▸ What you have to do: Your task is to copy the listing exactly. Drop any pictures from the copy.

── Material for this task ──

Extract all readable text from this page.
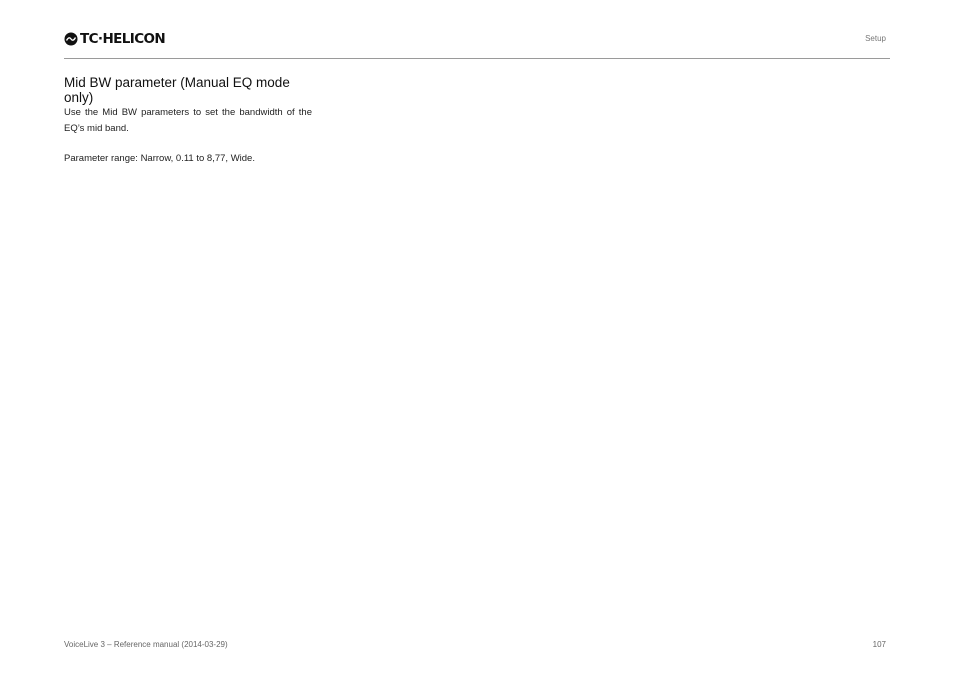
TC·HELICON	Setup
Mid BW parameter (Manual EQ mode only)

Use the Mid BW parameters to set the bandwidth of the EQ’s mid band.

Parameter range: Narrow, 0.11 to 8,77, Wide.

VoiceLive 3 – Reference manual (2014-03-29)	107
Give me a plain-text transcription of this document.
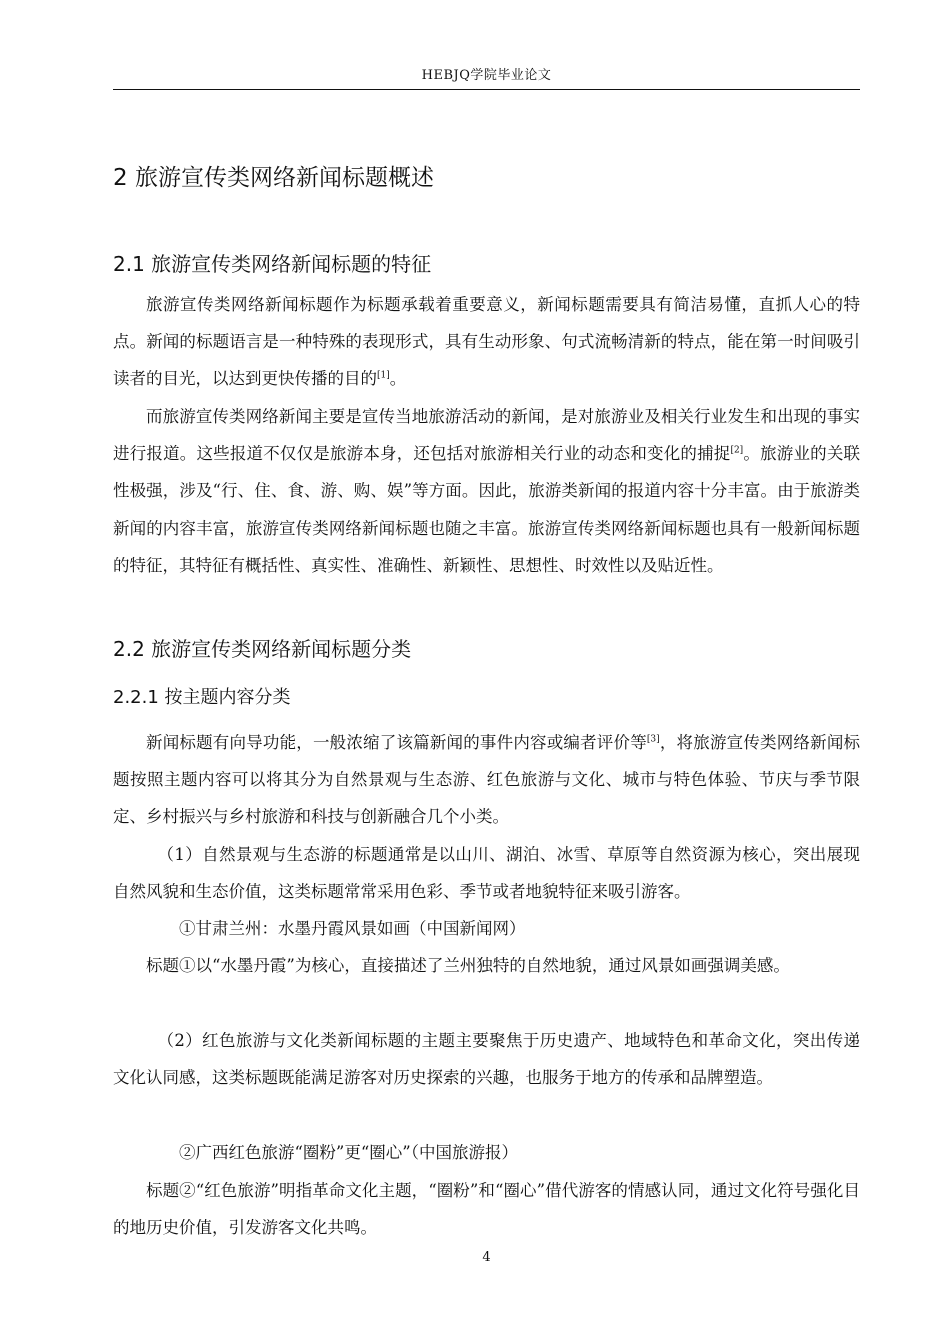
HEBJQ学院毕业论文
2 旅游宣传类网络新闻标题概述
2.1 旅游宣传类网络新闻标题的特征

旅游宣传类网络新闻标题作为标题承载着重要意义，新闻标题需要具有简洁易懂，直抓人心的特点。新闻的标题语言是一种特殊的表现形式，具有生动形象、句式流畅清新的特点，能在第一时间吸引读者的目光，以达到更快传播的目的[1]。

而旅游宣传类网络新闻主要是宣传当地旅游活动的新闻，是对旅游业及相关行业发生和出现的事实进行报道。这些报道不仅仅是旅游本身，还包括对旅游相关行业的动态和变化的捕捉[2]。旅游业的关联性极强，涉及“行、住、食、游、购、娱”等方面。因此，旅游类新闻的报道内容十分丰富。由于旅游类新闻的内容丰富，旅游宣传类网络新闻标题也随之丰富。旅游宣传类网络新闻标题也具有一般新闻标题的特征，其特征有概括性、真实性、准确性、新颖性、思想性、时效性以及贴近性。

2.2 旅游宣传类网络新闻标题分类
2.2.1 按主题内容分类

新闻标题有向导功能，一般浓缩了该篇新闻的事件内容或编者评价等[3]，将旅游宣传类网络新闻标题按照主题内容可以将其分为自然景观与生态游、红色旅游与文化、城市与特色体验、节庆与季节限定、乡村振兴与乡村旅游和科技与创新融合几个小类。

（1）自然景观与生态游的标题通常是以山川、湖泊、冰雪、草原等自然资源为核心，突出展现自然风貌和生态价值，这类标题常常采用色彩、季节或者地貌特征来吸引游客。

①甘肃兰州：水墨丹霞风景如画（中国新闻网）

标题①以“水墨丹霞”为核心，直接描述了兰州独特的自然地貌，通过风景如画强调美感。

（2）红色旅游与文化类新闻标题的主题主要聚焦于历史遗产、地域特色和革命文化，突出传递文化认同感，这类标题既能满足游客对历史探索的兴趣，也服务于地方的传承和品牌塑造。

②广西红色旅游“圈粉”更“圈心”（中国旅游报）

标题②“红色旅游”明指革命文化主题，“圈粉”和“圈心”借代游客的情感认同，通过文化符号强化目的地历史价值，引发游客文化共鸣。

4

───

▸ Exercise result:
Extract all readable text from this page.
TC·HELICON	Setup
Mid BW parameter (Manual EQ mode only)

Use the Mid BW parameters to set the bandwidth of the EQ’s mid band.

Parameter range: Narrow, 0.11 to 8,77, Wide.

VoiceLive 3 – Reference manual (2014-03-29)	107
Give me a plain-text transcription of this document.
HEBJQ学院毕业论文
2 旅游宣传类网络新闻标题概述
2.1 旅游宣传类网络新闻标题的特征

旅游宣传类网络新闻标题作为标题承载着重要意义，新闻标题需要具有简洁易懂，直抓人心的特点。新闻的标题语言是一种特殊的表现形式，具有生动形象、句式流畅清新的特点，能在第一时间吸引读者的目光，以达到更快传播的目的[1]。

而旅游宣传类网络新闻主要是宣传当地旅游活动的新闻，是对旅游业及相关行业发生和出现的事实进行报道。这些报道不仅仅是旅游本身，还包括对旅游相关行业的动态和变化的捕捉[2]。旅游业的关联性极强，涉及“行、住、食、游、购、娱”等方面。因此，旅游类新闻的报道内容十分丰富。由于旅游类新闻的内容丰富，旅游宣传类网络新闻标题也随之丰富。旅游宣传类网络新闻标题也具有一般新闻标题的特征，其特征有概括性、真实性、准确性、新颖性、思想性、时效性以及贴近性。

2.2 旅游宣传类网络新闻标题分类
2.2.1 按主题内容分类

新闻标题有向导功能，一般浓缩了该篇新闻的事件内容或编者评价等[3]，将旅游宣传类网络新闻标题按照主题内容可以将其分为自然景观与生态游、红色旅游与文化、城市与特色体验、节庆与季节限定、乡村振兴与乡村旅游和科技与创新融合几个小类。

（1）自然景观与生态游的标题通常是以山川、湖泊、冰雪、草原等自然资源为核心，突出展现自然风貌和生态价值，这类标题常常采用色彩、季节或者地貌特征来吸引游客。

①甘肃兰州：水墨丹霞风景如画（中国新闻网）

标题①以“水墨丹霞”为核心，直接描述了兰州独特的自然地貌，通过风景如画强调美感。

（2）红色旅游与文化类新闻标题的主题主要聚焦于历史遗产、地域特色和革命文化，突出传递文化认同感，这类标题既能满足游客对历史探索的兴趣，也服务于地方的传承和品牌塑造。

②广西红色旅游“圈粉”更“圈心”（中国旅游报）

标题②“红色旅游”明指革命文化主题，“圈粉”和“圈心”借代游客的情感认同，通过文化符号强化目的地历史价值，引发游客文化共鸣。

4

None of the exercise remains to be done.